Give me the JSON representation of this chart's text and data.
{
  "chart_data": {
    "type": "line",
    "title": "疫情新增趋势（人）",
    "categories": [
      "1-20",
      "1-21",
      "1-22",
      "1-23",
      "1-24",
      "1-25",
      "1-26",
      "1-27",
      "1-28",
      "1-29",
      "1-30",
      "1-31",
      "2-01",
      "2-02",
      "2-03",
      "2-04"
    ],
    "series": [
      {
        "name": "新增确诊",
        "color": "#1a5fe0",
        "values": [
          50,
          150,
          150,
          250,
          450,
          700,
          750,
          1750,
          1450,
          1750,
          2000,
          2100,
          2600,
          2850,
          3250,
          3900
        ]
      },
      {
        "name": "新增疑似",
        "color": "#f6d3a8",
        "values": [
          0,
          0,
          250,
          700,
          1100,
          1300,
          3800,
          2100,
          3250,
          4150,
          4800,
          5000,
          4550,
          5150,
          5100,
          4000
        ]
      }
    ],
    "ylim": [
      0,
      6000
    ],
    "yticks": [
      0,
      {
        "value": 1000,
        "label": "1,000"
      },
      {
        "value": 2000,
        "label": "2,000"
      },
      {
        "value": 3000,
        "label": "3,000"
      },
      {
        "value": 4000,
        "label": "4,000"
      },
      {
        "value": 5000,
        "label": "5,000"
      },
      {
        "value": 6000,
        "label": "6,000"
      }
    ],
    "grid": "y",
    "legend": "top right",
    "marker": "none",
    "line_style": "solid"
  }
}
══════════════════════════════
Reproduce every record, matching each line exactly.

Give me the JSON representation of this chart's text and data.
{
  "chart_data": {
    "type": "line",
    "title": "疫情新增趋势（人）",
    "categories": [
      "1-20",
      "1-21",
      "1-22",
      "1-23",
      "1-24",
      "1-25",
      "1-26",
      "1-27",
      "1-28",
      "1-29",
      "1-30",
      "1-31",
      "2-01",
      "2-02",
      "2-03",
      "2-04"
    ],
    "series": [
      {
        "name": "新增确诊",
        "color": "#1a5fe0",
        "values": [
          50,
          150,
          150,
          250,
          450,
          700,
          750,
          1750,
          1450,
          1750,
          2000,
          2100,
          2600,
          2850,
          3250,
          3900
        ]
      },
      {
        "name": "新增疑似",
        "color": "#f6d3a8",
        "values": [
          0,
          0,
          250,
          700,
          1100,
          1300,
          3800,
          2100,
          3250,
          4150,
          4800,
          5000,
          4550,
          5150,
          5100,
          4000
        ]
      }
    ],
    "ylim": [
      0,
      6000
    ],
    "yticks": [
      0,
      {
        "value": 1000,
        "label": "1,000"
      },
      {
        "value": 2000,
        "label": "2,000"
      },
      {
        "value": 3000,
        "label": "3,000"
      },
      {
        "value": 4000,
        "label": "4,000"
      },
      {
        "value": 5000,
        "label": "5,000"
      },
      {
        "value": 6000,
        "label": "6,000"
      }
    ],
    "grid": "y",
    "legend": "top right",
    "marker": "none",
    "line_style": "solid"
  }
}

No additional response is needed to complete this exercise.